# The problem
Take the line containing "What's the underlying" and every line after it in the data below, and print them exactly as given, with nothing else.

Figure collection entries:
---------------
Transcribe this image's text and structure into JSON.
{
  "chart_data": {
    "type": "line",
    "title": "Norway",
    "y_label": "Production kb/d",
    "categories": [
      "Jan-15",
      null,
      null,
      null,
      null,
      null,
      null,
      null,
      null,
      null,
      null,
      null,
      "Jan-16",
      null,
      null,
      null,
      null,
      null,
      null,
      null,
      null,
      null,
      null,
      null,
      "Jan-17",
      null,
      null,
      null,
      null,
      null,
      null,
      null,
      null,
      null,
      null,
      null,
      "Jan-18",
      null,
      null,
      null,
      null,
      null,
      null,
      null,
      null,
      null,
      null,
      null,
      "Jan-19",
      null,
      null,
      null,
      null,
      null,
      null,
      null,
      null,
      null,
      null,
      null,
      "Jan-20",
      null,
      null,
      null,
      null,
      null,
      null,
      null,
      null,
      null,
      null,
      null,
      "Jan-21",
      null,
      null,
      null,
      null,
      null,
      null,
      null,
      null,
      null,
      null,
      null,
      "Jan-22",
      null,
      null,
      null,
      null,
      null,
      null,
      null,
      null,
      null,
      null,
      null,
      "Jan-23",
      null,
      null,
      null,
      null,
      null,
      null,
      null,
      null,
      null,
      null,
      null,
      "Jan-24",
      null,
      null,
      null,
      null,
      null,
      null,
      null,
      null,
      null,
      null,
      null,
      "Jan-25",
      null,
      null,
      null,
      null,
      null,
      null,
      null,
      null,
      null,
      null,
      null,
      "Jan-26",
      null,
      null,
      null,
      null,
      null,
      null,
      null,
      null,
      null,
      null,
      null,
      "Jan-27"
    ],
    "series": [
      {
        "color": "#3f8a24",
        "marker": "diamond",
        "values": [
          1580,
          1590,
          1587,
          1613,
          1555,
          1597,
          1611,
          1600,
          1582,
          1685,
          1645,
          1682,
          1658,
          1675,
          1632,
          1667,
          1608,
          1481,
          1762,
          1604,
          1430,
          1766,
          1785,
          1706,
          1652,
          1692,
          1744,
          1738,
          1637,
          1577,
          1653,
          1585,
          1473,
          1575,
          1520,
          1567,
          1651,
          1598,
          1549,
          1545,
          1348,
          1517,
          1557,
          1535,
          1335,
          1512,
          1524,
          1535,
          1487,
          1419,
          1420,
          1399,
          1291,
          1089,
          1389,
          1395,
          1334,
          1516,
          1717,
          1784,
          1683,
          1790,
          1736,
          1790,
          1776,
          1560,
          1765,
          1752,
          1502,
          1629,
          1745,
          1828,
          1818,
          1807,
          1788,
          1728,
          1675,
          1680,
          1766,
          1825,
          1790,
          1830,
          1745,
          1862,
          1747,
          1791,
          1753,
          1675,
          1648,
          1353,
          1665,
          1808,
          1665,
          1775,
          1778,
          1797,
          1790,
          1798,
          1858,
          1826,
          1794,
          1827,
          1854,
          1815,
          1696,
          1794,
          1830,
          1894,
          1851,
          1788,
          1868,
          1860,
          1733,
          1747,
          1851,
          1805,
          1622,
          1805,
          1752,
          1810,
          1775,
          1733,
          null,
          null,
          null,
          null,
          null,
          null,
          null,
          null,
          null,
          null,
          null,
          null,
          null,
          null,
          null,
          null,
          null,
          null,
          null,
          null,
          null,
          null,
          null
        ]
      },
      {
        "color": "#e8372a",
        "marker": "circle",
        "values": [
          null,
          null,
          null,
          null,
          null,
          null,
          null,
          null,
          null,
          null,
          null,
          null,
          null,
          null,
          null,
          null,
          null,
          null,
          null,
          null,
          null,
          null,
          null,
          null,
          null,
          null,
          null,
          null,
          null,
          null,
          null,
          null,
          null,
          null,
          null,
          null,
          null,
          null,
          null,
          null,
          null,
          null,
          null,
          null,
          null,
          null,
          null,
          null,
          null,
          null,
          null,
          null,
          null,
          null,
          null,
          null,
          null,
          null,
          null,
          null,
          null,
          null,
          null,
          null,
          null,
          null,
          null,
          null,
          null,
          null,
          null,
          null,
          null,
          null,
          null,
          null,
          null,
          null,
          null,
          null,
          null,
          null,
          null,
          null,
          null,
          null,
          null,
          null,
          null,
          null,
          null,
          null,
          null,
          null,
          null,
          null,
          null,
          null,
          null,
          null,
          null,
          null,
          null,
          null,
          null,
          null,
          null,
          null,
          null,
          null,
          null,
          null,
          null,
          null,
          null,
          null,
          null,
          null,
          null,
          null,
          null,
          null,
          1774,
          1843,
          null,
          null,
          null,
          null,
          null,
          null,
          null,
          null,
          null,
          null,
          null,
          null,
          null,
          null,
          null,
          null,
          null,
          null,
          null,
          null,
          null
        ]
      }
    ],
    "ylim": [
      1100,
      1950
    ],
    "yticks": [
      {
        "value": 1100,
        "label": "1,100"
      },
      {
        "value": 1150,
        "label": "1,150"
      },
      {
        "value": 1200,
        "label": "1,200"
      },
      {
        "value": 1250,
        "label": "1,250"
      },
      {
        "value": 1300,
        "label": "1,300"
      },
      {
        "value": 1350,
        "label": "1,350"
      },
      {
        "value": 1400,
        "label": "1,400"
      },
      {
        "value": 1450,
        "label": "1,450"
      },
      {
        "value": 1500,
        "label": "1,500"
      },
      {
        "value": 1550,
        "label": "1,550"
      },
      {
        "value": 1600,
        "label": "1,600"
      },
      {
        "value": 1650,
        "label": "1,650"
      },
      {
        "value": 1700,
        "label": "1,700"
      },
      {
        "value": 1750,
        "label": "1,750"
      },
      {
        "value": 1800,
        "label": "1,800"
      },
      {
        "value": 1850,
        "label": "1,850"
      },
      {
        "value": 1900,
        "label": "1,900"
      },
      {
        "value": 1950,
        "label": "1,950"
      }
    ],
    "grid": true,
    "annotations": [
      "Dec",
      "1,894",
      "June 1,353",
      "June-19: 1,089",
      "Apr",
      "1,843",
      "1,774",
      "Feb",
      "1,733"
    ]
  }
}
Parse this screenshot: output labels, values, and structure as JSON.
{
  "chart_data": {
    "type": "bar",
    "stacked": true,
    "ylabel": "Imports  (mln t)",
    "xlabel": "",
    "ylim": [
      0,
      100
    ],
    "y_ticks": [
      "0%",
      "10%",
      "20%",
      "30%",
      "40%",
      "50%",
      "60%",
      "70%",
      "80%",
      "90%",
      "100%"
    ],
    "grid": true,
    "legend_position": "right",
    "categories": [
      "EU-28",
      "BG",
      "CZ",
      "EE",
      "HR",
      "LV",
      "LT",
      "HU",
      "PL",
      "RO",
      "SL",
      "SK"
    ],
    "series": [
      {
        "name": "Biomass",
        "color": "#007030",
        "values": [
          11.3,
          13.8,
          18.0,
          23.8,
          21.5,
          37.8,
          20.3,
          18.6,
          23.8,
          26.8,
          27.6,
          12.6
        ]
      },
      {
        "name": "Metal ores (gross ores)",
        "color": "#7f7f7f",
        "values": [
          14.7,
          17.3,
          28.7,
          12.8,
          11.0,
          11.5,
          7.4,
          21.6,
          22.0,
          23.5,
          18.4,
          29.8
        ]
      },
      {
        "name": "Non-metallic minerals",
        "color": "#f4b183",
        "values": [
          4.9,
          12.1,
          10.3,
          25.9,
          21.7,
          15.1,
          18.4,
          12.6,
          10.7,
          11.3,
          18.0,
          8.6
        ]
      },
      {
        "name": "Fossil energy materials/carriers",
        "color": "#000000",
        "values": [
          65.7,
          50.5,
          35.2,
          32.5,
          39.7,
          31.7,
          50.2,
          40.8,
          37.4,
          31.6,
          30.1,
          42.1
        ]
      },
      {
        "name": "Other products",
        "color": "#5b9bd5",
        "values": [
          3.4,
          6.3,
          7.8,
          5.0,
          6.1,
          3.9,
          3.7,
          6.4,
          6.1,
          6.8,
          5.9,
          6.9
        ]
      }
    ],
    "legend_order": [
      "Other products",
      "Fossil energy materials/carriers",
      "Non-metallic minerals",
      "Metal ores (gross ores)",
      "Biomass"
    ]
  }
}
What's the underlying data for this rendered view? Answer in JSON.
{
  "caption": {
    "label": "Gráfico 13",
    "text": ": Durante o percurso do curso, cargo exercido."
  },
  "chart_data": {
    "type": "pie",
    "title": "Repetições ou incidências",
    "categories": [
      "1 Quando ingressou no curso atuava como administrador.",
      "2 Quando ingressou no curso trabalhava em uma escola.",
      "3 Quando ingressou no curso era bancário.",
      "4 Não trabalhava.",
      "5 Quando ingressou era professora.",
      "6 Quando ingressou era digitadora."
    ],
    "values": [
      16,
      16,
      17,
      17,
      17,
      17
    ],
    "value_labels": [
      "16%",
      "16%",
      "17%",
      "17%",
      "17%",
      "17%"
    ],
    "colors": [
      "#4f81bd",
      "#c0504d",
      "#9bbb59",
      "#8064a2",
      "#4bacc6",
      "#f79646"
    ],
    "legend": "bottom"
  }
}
---------------
# Reply
What's the underlying data for this rendered view? Answer in JSON.
{
  "caption": {
    "label": "Gráfico 13",
    "text": ": Durante o percurso do curso, cargo exercido."
  },
  "chart_data": {
    "type": "pie",
    "title": "Repetições ou incidências",
    "categories": [
      "1 Quando ingressou no curso atuava como administrador.",
      "2 Quando ingressou no curso trabalhava em uma escola.",
      "3 Quando ingressou no curso era bancário.",
      "4 Não trabalhava.",
      "5 Quando ingressou era professora.",
      "6 Quando ingressou era digitadora."
    ],
    "values": [
      16,
      16,
      17,
      17,
      17,
      17
    ],
    "value_labels": [
      "16%",
      "16%",
      "17%",
      "17%",
      "17%",
      "17%"
    ],
    "colors": [
      "#4f81bd",
      "#c0504d",
      "#9bbb59",
      "#8064a2",
      "#4bacc6",
      "#f79646"
    ],
    "legend": "bottom"
  }
}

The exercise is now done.